- Task goal
Can you reproduce every one of the following items word for word?

[Begin]

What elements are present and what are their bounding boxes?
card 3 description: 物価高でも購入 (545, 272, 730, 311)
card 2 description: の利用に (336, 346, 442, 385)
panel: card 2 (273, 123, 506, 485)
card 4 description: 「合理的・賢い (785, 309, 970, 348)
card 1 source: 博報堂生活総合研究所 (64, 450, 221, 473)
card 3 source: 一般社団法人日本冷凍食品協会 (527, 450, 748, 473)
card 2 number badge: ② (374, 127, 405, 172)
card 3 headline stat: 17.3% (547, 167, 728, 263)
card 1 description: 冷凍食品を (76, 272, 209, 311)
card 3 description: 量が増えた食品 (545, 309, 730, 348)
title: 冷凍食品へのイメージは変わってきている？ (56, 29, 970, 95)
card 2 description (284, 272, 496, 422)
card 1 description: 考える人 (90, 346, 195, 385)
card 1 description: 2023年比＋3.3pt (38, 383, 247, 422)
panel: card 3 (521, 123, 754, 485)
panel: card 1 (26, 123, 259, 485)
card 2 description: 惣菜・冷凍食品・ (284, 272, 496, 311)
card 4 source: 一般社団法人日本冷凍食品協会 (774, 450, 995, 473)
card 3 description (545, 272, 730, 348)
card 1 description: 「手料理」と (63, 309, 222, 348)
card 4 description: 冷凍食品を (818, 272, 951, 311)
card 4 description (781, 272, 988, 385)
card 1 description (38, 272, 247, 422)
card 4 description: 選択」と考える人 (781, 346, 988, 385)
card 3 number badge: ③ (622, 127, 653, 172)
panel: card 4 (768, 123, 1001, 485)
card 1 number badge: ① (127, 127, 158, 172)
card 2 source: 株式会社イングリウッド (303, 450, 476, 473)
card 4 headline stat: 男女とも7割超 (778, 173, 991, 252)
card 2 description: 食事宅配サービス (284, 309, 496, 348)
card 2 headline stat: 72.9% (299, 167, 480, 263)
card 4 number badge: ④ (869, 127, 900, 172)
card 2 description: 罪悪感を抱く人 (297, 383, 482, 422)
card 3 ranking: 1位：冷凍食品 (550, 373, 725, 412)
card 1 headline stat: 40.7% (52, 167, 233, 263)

[End]

- Completed task
What elements are present and what are their bounding boxes?
card 3 description: 物価高でも購入 (545, 272, 730, 311)
card 2 description: の利用に (336, 346, 442, 385)
panel: card 2 (273, 123, 506, 485)
card 4 description: 「合理的・賢い (785, 309, 970, 348)
card 1 source: 博報堂生活総合研究所 (64, 450, 221, 473)
card 3 source: 一般社団法人日本冷凍食品協会 (527, 450, 748, 473)
card 2 number badge: ② (374, 127, 405, 172)
card 3 headline stat: 17.3% (547, 167, 728, 263)
card 1 description: 冷凍食品を (76, 272, 209, 311)
card 3 description: 量が増えた食品 (545, 309, 730, 348)
title: 冷凍食品へのイメージは変わってきている？ (56, 29, 970, 95)
card 2 description (284, 272, 496, 422)
card 1 description: 考える人 (90, 346, 195, 385)
card 1 description: 2023年比＋3.3pt (38, 383, 247, 422)
panel: card 3 (521, 123, 754, 485)
panel: card 1 (26, 123, 259, 485)
card 2 description: 惣菜・冷凍食品・ (284, 272, 496, 311)
card 4 source: 一般社団法人日本冷凍食品協会 (774, 450, 995, 473)
card 3 description (545, 272, 730, 348)
card 1 description: 「手料理」と (63, 309, 222, 348)
card 4 description: 冷凍食品を (818, 272, 951, 311)
card 4 description (781, 272, 988, 385)
card 1 description (38, 272, 247, 422)
card 4 description: 選択」と考える人 (781, 346, 988, 385)
card 3 number badge: ③ (622, 127, 653, 172)
panel: card 4 (768, 123, 1001, 485)
card 1 number badge: ① (127, 127, 158, 172)
card 2 source: 株式会社イングリウッド (303, 450, 476, 473)
card 4 headline stat: 男女とも7割超 (778, 173, 991, 252)
card 2 description: 食事宅配サービス (284, 309, 496, 348)
card 2 headline stat: 72.9% (299, 167, 480, 263)
card 4 number badge: ④ (869, 127, 900, 172)
card 2 description: 罪悪感を抱く人 (297, 383, 482, 422)
card 3 ranking: 1位：冷凍食品 (550, 373, 725, 412)
card 1 headline stat: 40.7% (52, 167, 233, 263)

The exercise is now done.